■ **TASK GOAL**:
Transcribe the data in full and exactly, omitting any pictures.

■ **LISTED RECORDS**:
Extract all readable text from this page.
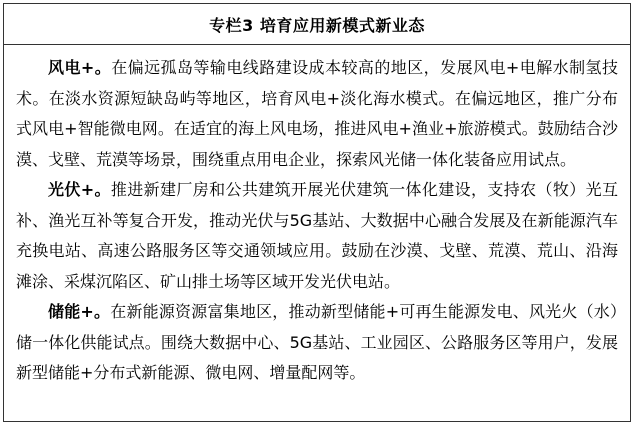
专栏3 培育应用新模式新业态

风电+。在偏远孤岛等输电线路建设成本较高的地区，发展风电+电解水制氢技术。在淡水资源短缺岛屿等地区，培育风电+淡化海水模式。在偏远地区，推广分布式风电+智能微电网。在适宜的海上风电场，推进风电+渔业+旅游模式。鼓励结合沙漠、戈壁、荒漠等场景，围绕重点用电企业，探索风光储一体化装备应用试点。

光伏+。推进新建厂房和公共建筑开展光伏建筑一体化建设，支持农（牧）光互补、渔光互补等复合开发，推动光伏与5G基站、大数据中心融合发展及在新能源汽车充换电站、高速公路服务区等交通领域应用。鼓励在沙漠、戈壁、荒漠、荒山、沿海滩涂、采煤沉陷区、矿山排土场等区域开发光伏电站。

储能+。在新能源资源富集地区，推动新型储能+可再生能源发电、风光火（水）储一体化供能试点。围绕大数据中心、5G基站、工业园区、公路服务区等用户，发展新型储能+分布式新能源、微电网、增量配网等。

■ **OUTPUT FOR THIS EXERCISE**:
Extract all readable text from this page.
专栏3 培育应用新模式新业态

风电+。在偏远孤岛等输电线路建设成本较高的地区，发展风电+电解水制氢技术。在淡水资源短缺岛屿等地区，培育风电+淡化海水模式。在偏远地区，推广分布式风电+智能微电网。在适宜的海上风电场，推进风电+渔业+旅游模式。鼓励结合沙漠、戈壁、荒漠等场景，围绕重点用电企业，探索风光储一体化装备应用试点。

光伏+。推进新建厂房和公共建筑开展光伏建筑一体化建设，支持农（牧）光互补、渔光互补等复合开发，推动光伏与5G基站、大数据中心融合发展及在新能源汽车充换电站、高速公路服务区等交通领域应用。鼓励在沙漠、戈壁、荒漠、荒山、沿海滩涂、采煤沉陷区、矿山排土场等区域开发光伏电站。

储能+。在新能源资源富集地区，推动新型储能+可再生能源发电、风光火（水）储一体化供能试点。围绕大数据中心、5G基站、工业园区、公路服务区等用户，发展新型储能+分布式新能源、微电网、增量配网等。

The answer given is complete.